(Chart and figure data)
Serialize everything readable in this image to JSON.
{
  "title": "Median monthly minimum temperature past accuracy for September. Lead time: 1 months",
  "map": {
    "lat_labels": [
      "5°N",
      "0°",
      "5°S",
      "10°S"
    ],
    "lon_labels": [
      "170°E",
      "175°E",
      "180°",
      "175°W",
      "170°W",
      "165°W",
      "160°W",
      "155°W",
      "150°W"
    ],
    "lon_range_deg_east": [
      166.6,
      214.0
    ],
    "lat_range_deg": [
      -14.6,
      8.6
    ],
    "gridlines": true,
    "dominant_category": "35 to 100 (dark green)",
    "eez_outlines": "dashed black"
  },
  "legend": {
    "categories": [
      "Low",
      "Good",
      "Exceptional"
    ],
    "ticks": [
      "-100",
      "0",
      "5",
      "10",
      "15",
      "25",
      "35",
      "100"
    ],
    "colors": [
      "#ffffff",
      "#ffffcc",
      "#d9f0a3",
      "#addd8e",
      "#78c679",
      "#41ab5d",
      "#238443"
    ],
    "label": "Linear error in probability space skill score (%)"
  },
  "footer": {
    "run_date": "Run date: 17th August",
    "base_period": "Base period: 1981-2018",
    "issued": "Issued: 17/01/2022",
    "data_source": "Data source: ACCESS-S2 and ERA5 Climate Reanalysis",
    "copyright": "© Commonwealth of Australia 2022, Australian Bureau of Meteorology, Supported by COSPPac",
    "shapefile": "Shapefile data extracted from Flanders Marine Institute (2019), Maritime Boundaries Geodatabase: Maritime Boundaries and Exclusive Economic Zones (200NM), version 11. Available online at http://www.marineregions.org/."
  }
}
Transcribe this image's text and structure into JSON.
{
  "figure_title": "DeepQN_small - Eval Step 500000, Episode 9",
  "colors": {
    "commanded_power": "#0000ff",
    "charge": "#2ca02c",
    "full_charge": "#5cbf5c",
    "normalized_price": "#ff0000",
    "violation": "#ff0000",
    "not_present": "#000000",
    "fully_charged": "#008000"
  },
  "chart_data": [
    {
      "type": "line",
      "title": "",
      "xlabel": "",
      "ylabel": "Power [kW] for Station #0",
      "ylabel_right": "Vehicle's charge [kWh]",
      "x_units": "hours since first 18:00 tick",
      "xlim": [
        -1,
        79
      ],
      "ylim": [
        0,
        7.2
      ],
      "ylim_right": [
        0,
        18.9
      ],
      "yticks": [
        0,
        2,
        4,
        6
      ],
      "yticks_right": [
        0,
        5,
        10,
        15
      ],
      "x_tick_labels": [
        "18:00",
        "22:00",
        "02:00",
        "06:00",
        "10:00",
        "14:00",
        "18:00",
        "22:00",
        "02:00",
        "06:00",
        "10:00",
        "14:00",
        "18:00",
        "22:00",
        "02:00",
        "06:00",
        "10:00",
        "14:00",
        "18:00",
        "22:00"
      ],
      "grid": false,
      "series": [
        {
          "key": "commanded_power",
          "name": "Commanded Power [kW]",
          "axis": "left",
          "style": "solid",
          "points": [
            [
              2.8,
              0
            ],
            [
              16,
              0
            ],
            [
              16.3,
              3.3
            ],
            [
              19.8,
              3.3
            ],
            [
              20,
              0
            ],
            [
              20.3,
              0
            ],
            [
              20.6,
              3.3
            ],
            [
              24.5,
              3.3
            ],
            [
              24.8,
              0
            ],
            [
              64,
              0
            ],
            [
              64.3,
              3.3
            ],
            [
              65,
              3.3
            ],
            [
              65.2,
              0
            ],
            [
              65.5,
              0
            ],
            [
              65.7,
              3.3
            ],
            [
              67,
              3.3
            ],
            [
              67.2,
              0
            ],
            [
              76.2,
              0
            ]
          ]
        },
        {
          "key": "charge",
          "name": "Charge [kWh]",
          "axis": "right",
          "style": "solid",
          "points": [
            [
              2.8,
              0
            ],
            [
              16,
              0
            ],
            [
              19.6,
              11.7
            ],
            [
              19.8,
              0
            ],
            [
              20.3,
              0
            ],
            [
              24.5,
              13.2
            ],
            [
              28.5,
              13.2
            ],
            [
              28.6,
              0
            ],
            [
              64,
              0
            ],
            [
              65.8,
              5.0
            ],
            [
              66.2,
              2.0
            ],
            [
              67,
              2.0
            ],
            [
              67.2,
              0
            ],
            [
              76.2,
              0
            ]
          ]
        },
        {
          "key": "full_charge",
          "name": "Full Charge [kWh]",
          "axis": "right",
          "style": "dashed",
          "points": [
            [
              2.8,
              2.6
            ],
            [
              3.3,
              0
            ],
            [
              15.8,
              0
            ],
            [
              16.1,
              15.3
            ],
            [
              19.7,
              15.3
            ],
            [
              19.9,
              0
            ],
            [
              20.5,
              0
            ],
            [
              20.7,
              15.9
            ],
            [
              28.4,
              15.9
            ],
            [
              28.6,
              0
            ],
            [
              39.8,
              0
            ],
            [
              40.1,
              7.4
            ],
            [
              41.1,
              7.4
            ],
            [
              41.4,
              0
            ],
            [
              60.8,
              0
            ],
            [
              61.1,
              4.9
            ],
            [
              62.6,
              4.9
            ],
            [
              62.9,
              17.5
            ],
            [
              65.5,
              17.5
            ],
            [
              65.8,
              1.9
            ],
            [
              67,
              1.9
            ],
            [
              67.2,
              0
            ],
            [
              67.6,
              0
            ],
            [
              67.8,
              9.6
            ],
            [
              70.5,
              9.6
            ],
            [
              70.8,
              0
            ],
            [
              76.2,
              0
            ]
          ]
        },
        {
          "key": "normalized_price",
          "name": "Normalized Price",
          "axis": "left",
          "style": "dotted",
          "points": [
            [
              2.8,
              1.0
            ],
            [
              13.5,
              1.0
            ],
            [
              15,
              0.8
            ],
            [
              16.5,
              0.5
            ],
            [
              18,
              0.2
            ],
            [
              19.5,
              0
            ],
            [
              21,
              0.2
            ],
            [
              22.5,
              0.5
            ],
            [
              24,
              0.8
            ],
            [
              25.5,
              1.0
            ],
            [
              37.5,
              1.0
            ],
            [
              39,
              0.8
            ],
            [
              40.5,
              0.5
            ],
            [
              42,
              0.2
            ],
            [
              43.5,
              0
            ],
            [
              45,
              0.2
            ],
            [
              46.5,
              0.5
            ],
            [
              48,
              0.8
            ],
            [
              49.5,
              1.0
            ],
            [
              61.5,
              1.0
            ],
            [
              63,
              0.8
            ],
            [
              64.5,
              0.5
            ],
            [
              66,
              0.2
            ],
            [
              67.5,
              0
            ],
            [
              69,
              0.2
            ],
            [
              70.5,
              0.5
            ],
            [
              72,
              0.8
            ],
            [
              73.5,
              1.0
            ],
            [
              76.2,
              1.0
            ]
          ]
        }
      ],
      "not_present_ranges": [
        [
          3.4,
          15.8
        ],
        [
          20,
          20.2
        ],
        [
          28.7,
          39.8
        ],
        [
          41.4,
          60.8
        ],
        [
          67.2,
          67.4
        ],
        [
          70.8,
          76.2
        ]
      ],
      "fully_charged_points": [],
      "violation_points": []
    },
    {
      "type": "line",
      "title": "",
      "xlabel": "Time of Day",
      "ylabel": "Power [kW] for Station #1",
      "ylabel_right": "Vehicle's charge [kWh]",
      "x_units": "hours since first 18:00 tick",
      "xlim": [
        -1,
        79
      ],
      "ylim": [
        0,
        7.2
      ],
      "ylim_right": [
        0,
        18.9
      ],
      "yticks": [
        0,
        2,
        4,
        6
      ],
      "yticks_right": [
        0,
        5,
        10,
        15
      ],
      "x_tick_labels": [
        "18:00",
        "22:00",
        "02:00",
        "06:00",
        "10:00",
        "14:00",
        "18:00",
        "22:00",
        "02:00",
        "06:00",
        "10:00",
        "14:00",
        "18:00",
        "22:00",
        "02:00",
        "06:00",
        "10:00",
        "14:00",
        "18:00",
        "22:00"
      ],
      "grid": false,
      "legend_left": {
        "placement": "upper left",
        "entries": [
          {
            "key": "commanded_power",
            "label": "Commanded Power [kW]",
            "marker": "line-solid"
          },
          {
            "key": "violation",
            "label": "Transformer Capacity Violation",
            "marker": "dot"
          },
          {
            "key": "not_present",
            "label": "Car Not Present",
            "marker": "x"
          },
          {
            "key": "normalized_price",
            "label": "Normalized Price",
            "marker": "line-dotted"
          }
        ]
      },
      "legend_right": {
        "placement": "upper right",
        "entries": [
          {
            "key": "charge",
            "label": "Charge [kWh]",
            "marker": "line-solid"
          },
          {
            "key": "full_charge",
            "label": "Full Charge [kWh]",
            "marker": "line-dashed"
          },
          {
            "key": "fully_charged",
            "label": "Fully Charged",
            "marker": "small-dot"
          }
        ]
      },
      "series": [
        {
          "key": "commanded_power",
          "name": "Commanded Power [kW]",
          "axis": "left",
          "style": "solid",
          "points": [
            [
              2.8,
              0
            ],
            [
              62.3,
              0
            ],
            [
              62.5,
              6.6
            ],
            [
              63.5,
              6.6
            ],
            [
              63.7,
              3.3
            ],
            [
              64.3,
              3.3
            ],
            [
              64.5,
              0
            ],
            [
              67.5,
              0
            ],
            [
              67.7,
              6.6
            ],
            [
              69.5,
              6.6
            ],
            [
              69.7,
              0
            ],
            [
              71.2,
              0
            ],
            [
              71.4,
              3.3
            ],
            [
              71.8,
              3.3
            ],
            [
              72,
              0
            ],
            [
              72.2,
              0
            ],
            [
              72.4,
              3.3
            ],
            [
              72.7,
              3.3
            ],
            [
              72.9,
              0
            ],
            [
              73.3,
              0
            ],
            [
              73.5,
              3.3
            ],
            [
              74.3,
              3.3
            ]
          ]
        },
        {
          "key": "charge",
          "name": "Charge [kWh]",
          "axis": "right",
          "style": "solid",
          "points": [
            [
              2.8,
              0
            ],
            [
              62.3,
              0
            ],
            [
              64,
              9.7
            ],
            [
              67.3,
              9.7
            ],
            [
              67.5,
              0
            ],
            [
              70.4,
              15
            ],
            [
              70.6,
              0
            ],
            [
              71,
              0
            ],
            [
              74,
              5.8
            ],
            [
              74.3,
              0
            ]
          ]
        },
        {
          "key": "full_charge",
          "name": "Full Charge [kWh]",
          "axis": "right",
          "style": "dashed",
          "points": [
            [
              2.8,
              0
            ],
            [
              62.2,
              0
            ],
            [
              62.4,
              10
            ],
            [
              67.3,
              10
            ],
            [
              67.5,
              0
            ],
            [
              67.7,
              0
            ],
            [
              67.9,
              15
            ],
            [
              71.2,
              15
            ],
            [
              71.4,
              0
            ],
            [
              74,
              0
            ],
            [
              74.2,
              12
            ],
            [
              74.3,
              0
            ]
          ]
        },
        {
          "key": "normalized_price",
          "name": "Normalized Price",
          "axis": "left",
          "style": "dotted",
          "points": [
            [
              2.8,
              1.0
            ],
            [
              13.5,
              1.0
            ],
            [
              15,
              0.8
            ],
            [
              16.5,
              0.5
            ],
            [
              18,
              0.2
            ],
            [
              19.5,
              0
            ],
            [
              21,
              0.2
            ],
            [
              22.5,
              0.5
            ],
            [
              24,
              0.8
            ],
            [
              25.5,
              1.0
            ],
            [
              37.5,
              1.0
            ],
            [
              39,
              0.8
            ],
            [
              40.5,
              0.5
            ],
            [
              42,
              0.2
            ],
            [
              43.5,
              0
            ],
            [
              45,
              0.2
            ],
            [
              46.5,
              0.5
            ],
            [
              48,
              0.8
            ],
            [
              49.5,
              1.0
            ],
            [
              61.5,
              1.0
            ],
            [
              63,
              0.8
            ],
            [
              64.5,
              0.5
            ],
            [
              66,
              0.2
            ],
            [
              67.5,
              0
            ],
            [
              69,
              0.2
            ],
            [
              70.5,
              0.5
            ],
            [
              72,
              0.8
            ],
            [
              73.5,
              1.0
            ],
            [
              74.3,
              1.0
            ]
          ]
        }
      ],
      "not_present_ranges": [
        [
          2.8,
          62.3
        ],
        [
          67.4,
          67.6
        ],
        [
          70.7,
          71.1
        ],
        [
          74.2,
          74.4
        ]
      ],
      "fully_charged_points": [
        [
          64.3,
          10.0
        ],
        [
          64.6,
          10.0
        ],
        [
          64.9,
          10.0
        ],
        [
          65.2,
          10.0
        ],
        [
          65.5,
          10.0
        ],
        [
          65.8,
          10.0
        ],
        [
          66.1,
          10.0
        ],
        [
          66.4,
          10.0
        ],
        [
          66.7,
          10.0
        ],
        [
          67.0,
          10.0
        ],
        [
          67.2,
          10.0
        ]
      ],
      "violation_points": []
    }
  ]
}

§ Exercise objective:
Check each line above for the word "placement", and copy the lines where it appears.

§ Task output:
        "placement": "upper left",
        "placement": "upper right",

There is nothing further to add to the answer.